[Dataset entries]
______________________________

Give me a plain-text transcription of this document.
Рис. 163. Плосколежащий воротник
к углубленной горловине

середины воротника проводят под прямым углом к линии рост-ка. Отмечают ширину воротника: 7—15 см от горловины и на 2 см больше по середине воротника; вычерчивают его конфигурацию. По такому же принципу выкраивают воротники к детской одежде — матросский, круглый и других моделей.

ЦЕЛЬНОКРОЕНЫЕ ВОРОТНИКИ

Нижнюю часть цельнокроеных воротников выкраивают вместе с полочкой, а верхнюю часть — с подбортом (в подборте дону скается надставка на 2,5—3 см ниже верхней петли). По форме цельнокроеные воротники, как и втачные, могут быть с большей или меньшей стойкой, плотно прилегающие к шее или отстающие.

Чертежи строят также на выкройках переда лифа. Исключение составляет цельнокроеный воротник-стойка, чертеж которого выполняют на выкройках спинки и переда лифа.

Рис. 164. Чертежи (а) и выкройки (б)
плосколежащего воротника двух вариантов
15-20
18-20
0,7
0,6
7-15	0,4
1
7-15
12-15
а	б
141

______________________________

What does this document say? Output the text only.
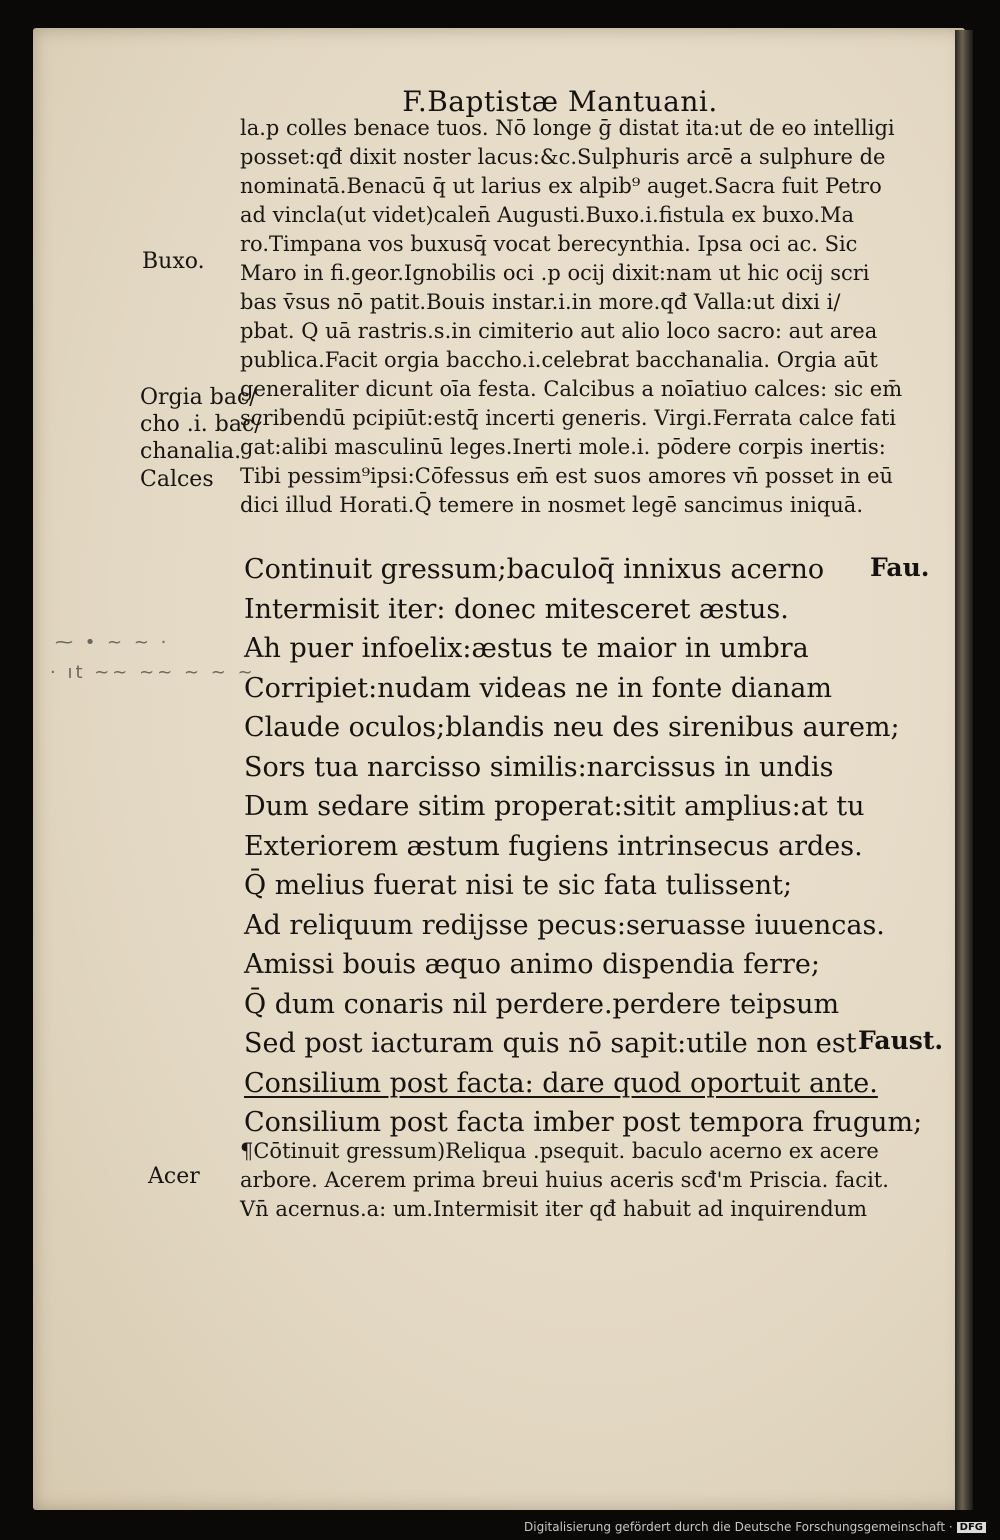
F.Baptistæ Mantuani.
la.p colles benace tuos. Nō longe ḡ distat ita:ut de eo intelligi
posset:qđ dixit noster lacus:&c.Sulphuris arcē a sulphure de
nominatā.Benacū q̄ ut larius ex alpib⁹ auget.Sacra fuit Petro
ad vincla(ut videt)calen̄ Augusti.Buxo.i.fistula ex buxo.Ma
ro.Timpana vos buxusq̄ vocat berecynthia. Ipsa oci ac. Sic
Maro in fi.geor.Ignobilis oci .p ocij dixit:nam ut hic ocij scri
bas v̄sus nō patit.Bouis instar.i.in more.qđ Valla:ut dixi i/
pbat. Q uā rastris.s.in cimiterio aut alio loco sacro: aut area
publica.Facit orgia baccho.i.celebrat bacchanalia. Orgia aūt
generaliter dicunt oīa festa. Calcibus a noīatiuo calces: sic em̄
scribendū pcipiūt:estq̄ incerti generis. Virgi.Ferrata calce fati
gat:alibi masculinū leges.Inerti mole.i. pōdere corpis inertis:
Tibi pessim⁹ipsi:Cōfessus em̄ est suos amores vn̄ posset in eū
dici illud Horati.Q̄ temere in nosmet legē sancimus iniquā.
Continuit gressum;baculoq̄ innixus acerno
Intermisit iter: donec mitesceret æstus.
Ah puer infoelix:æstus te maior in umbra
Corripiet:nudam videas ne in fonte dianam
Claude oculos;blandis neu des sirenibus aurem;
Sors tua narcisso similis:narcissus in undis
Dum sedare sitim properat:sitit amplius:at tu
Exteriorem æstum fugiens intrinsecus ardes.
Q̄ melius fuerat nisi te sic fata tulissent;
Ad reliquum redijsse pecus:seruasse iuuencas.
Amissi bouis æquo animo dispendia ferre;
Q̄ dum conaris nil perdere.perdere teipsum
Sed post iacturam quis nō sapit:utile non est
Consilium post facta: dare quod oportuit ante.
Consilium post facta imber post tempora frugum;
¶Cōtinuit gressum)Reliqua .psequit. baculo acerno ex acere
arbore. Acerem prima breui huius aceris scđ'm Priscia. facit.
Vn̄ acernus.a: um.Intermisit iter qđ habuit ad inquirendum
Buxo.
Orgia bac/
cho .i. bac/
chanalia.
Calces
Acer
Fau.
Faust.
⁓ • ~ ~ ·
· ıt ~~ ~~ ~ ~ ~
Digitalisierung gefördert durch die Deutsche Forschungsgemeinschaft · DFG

______________________________

> [To be done] From the records above, pick out and copy each line holding the word "gressum".

> [Exercise solution]
Continuit gressum;baculoq̄ innixus acerno
¶Cōtinuit gressum)Reliqua .psequit. baculo acerno ex acere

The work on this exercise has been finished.